What you are asked to do: Reproduce the listing that follows with no differences at all.

Given data:
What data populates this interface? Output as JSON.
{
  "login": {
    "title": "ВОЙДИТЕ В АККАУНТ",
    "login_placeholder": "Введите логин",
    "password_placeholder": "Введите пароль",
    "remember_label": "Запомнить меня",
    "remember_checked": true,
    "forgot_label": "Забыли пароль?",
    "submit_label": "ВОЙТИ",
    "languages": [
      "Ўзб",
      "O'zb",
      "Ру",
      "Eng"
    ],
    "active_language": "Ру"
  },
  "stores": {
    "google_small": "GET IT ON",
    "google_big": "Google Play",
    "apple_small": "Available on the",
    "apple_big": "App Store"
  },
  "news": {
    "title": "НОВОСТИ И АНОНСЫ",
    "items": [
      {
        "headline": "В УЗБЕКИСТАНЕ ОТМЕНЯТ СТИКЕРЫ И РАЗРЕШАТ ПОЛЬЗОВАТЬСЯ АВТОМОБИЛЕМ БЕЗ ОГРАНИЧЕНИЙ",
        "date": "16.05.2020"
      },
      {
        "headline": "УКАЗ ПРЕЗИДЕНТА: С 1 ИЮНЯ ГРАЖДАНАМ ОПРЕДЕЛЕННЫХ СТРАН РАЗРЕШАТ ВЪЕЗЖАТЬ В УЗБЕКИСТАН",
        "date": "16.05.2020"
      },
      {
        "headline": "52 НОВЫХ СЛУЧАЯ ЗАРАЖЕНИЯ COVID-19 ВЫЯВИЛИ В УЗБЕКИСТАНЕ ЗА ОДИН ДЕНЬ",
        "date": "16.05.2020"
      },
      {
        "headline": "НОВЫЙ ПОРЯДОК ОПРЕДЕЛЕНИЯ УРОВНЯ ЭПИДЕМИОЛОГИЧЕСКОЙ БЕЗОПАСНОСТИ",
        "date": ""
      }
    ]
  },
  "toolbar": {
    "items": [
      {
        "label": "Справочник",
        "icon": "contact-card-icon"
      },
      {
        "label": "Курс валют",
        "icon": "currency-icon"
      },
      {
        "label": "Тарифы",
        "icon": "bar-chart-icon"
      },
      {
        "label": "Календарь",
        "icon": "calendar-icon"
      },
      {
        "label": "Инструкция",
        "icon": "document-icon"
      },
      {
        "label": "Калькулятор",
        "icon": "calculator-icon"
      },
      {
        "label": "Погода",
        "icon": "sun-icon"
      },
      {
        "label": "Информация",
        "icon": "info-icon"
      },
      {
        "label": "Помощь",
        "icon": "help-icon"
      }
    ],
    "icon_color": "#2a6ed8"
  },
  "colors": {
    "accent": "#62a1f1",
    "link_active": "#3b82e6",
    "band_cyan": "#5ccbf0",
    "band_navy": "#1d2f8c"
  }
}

Task response:
What data populates this interface? Output as JSON.
{
  "login": {
    "title": "ВОЙДИТЕ В АККАУНТ",
    "login_placeholder": "Введите логин",
    "password_placeholder": "Введите пароль",
    "remember_label": "Запомнить меня",
    "remember_checked": true,
    "forgot_label": "Забыли пароль?",
    "submit_label": "ВОЙТИ",
    "languages": [
      "Ўзб",
      "O'zb",
      "Ру",
      "Eng"
    ],
    "active_language": "Ру"
  },
  "stores": {
    "google_small": "GET IT ON",
    "google_big": "Google Play",
    "apple_small": "Available on the",
    "apple_big": "App Store"
  },
  "news": {
    "title": "НОВОСТИ И АНОНСЫ",
    "items": [
      {
        "headline": "В УЗБЕКИСТАНЕ ОТМЕНЯТ СТИКЕРЫ И РАЗРЕШАТ ПОЛЬЗОВАТЬСЯ АВТОМОБИЛЕМ БЕЗ ОГРАНИЧЕНИЙ",
        "date": "16.05.2020"
      },
      {
        "headline": "УКАЗ ПРЕЗИДЕНТА: С 1 ИЮНЯ ГРАЖДАНАМ ОПРЕДЕЛЕННЫХ СТРАН РАЗРЕШАТ ВЪЕЗЖАТЬ В УЗБЕКИСТАН",
        "date": "16.05.2020"
      },
      {
        "headline": "52 НОВЫХ СЛУЧАЯ ЗАРАЖЕНИЯ COVID-19 ВЫЯВИЛИ В УЗБЕКИСТАНЕ ЗА ОДИН ДЕНЬ",
        "date": "16.05.2020"
      },
      {
        "headline": "НОВЫЙ ПОРЯДОК ОПРЕДЕЛЕНИЯ УРОВНЯ ЭПИДЕМИОЛОГИЧЕСКОЙ БЕЗОПАСНОСТИ",
        "date": ""
      }
    ]
  },
  "toolbar": {
    "items": [
      {
        "label": "Справочник",
        "icon": "contact-card-icon"
      },
      {
        "label": "Курс валют",
        "icon": "currency-icon"
      },
      {
        "label": "Тарифы",
        "icon": "bar-chart-icon"
      },
      {
        "label": "Календарь",
        "icon": "calendar-icon"
      },
      {
        "label": "Инструкция",
        "icon": "document-icon"
      },
      {
        "label": "Калькулятор",
        "icon": "calculator-icon"
      },
      {
        "label": "Погода",
        "icon": "sun-icon"
      },
      {
        "label": "Информация",
        "icon": "info-icon"
      },
      {
        "label": "Помощь",
        "icon": "help-icon"
      }
    ],
    "icon_color": "#2a6ed8"
  },
  "colors": {
    "accent": "#62a1f1",
    "link_active": "#3b82e6",
    "band_cyan": "#5ccbf0",
    "band_navy": "#1d2f8c"
  }
}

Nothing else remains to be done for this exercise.